Select and copy each line in the data below that contains the string "circle". Case counts.

— START Supplied material —

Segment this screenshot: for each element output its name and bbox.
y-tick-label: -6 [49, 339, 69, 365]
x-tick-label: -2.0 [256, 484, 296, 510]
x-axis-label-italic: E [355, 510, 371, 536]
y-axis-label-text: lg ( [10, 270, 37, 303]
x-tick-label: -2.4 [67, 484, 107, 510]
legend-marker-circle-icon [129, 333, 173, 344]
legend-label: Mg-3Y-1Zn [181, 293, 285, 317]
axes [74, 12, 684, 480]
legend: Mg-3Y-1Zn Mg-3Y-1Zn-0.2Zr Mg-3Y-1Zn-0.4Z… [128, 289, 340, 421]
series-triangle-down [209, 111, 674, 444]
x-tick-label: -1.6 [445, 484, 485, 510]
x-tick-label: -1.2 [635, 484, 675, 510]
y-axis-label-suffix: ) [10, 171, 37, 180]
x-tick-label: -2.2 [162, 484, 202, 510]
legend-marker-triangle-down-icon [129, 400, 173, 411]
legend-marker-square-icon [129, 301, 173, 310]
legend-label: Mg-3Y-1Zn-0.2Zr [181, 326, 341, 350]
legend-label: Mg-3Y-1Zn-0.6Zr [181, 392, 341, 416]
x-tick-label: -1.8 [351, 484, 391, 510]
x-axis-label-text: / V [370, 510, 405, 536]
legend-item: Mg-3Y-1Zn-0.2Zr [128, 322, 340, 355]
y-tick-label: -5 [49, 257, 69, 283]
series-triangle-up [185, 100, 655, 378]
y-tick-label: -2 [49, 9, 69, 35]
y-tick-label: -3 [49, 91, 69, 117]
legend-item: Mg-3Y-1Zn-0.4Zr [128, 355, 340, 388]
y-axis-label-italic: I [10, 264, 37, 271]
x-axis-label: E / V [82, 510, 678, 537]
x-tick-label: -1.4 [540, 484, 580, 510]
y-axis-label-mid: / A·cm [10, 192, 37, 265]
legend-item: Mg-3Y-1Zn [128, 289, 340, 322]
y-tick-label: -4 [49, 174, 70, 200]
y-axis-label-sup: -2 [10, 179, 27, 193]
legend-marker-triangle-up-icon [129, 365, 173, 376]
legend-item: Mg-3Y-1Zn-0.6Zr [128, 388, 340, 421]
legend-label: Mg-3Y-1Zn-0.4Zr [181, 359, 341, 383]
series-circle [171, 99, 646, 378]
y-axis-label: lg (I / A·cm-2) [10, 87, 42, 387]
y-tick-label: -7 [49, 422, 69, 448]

— END Supplied material —

Exercise solution
legend-marker-circle-icon [129, 333, 173, 344]
series-circle [171, 99, 646, 378]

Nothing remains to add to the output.